== Materials provided ==
● ● ● ●
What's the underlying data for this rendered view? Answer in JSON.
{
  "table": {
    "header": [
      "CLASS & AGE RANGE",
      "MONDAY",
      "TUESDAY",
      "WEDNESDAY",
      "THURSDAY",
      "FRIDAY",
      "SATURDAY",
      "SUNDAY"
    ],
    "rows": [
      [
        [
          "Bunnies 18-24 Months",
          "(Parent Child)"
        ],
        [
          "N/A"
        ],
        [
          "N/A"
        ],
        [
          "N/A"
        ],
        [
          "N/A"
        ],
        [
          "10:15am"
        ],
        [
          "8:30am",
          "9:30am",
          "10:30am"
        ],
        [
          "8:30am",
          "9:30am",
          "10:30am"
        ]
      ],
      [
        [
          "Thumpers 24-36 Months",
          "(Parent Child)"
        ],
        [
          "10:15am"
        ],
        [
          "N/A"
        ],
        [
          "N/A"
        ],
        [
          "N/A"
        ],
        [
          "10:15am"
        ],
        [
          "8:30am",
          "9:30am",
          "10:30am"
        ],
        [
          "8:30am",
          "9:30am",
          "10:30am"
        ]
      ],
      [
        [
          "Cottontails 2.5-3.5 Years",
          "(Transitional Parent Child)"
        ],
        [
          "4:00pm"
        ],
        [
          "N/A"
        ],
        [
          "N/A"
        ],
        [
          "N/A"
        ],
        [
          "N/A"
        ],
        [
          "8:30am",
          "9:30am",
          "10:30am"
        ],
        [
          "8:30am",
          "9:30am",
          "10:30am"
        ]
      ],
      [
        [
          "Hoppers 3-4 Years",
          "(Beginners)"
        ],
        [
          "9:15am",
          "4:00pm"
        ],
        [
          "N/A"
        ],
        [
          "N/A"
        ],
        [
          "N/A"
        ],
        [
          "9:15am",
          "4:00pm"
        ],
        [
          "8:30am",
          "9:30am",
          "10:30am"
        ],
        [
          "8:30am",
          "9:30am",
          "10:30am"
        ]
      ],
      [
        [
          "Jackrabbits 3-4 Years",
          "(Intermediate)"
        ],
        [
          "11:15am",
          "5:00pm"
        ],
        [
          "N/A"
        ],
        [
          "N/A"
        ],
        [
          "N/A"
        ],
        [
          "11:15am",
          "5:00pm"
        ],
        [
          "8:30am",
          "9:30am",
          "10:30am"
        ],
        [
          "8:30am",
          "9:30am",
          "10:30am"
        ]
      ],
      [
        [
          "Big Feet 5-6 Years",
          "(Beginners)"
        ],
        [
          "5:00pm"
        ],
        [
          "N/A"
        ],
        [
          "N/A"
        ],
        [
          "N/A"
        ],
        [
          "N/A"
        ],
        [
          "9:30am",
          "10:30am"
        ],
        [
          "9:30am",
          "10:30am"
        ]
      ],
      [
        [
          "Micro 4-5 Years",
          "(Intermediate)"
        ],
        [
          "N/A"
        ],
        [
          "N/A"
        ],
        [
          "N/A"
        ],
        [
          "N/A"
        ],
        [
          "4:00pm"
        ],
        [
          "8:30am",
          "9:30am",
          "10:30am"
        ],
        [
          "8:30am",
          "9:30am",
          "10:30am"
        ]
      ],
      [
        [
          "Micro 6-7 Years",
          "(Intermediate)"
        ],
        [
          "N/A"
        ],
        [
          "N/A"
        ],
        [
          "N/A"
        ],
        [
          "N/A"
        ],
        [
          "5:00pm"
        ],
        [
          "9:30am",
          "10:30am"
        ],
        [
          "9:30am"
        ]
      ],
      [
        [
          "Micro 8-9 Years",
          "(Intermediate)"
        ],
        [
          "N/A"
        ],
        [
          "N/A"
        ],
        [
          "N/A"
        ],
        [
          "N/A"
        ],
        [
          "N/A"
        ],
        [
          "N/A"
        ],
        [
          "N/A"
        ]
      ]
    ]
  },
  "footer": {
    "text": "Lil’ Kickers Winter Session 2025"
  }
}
● ● ● ●
Every line above that contains the word "Months" should be reported.

== Result of the task ==
          "Bunnies 18-24 Months",
          "Thumpers 24-36 Months",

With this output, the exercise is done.